* start *
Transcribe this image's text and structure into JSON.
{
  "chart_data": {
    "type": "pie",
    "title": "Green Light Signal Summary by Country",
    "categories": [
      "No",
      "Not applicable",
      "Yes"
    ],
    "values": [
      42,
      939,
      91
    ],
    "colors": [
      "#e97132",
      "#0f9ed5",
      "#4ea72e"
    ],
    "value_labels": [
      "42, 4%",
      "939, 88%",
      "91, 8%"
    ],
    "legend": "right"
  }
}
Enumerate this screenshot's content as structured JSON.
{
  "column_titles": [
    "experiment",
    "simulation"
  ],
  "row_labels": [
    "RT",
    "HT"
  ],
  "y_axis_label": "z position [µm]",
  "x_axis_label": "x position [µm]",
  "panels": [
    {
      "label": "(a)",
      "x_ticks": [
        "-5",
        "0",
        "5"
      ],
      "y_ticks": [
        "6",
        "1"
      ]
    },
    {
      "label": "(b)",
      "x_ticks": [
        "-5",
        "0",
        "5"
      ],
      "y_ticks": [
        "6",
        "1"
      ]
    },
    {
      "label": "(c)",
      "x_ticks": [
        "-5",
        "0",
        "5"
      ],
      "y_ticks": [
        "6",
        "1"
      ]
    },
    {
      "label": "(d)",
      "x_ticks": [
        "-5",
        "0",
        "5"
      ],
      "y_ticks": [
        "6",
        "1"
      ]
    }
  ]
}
* end *
• _WHAT YOU ARE ASKED TO DO_
Copy each line of the records above that carries the word "position".

• _THE SOLUTION_
  "y_axis_label": "z position [µm]",
  "x_axis_label": "x position [µm]",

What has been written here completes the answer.